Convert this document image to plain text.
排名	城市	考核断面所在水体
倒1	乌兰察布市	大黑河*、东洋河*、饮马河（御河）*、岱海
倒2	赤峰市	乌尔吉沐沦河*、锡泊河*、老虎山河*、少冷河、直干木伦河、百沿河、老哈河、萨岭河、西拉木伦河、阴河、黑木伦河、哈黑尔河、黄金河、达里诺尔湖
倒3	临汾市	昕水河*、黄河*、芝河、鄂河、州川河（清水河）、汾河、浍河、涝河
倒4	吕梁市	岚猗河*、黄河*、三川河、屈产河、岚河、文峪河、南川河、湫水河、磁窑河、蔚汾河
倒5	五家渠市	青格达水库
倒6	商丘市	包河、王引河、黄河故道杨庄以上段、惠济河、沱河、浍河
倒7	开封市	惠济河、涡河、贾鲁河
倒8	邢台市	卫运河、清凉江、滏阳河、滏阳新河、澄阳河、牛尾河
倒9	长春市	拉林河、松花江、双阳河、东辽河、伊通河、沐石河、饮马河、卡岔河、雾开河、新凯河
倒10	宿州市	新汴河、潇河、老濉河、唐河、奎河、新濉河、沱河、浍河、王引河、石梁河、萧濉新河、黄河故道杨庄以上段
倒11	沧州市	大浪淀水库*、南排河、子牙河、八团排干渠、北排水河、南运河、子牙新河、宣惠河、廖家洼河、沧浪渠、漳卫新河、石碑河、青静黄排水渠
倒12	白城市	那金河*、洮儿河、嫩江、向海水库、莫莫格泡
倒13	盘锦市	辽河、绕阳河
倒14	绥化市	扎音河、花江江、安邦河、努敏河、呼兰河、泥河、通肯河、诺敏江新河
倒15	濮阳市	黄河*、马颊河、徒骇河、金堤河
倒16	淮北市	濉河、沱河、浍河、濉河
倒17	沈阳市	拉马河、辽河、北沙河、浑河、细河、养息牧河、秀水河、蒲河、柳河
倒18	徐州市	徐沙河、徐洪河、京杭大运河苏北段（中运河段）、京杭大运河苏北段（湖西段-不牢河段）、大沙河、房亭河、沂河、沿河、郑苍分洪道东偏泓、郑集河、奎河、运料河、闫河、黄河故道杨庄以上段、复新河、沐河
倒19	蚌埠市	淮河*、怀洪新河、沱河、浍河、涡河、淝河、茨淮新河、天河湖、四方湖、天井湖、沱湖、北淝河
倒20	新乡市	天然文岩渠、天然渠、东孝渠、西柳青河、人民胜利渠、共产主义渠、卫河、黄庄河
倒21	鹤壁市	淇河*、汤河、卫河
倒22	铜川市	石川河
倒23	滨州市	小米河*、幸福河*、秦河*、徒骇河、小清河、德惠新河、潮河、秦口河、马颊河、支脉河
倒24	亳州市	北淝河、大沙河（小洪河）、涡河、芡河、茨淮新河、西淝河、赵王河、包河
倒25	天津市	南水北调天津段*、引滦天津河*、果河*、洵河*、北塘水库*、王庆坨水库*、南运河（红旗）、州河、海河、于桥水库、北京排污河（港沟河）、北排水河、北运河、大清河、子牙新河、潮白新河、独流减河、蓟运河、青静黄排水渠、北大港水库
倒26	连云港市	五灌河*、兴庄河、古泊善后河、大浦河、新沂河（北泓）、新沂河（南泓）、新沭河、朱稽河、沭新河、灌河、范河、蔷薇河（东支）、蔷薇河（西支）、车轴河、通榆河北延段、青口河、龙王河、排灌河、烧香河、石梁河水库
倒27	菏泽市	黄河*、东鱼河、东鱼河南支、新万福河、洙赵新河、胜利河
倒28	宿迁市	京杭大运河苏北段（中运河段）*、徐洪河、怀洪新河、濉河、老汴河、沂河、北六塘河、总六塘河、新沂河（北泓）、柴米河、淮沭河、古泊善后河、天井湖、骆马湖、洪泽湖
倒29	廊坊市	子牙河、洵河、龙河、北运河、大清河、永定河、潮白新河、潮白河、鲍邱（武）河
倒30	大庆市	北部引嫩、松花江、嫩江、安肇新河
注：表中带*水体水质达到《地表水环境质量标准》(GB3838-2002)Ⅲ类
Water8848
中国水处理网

*Exercise description:* Gather every line containing the word "古泊善后河" and copy it.

*Answer:*
倒26	连云港市	五灌河*、兴庄河、古泊善后河、大浦河、新沂河（北泓）、新沂河（南泓）、新沭河、朱稽河、沭新河、灌河、范河、蔷薇河（东支）、蔷薇河（西支）、车轴河、通榆河北延段、青口河、龙王河、排灌河、烧香河、石梁河水库
倒28	宿迁市	京杭大运河苏北段（中运河段）*、徐洪河、怀洪新河、濉河、老汴河、沂河、北六塘河、总六塘河、新沂河（北泓）、柴米河、淮沭河、古泊善后河、天井湖、骆马湖、洪泽湖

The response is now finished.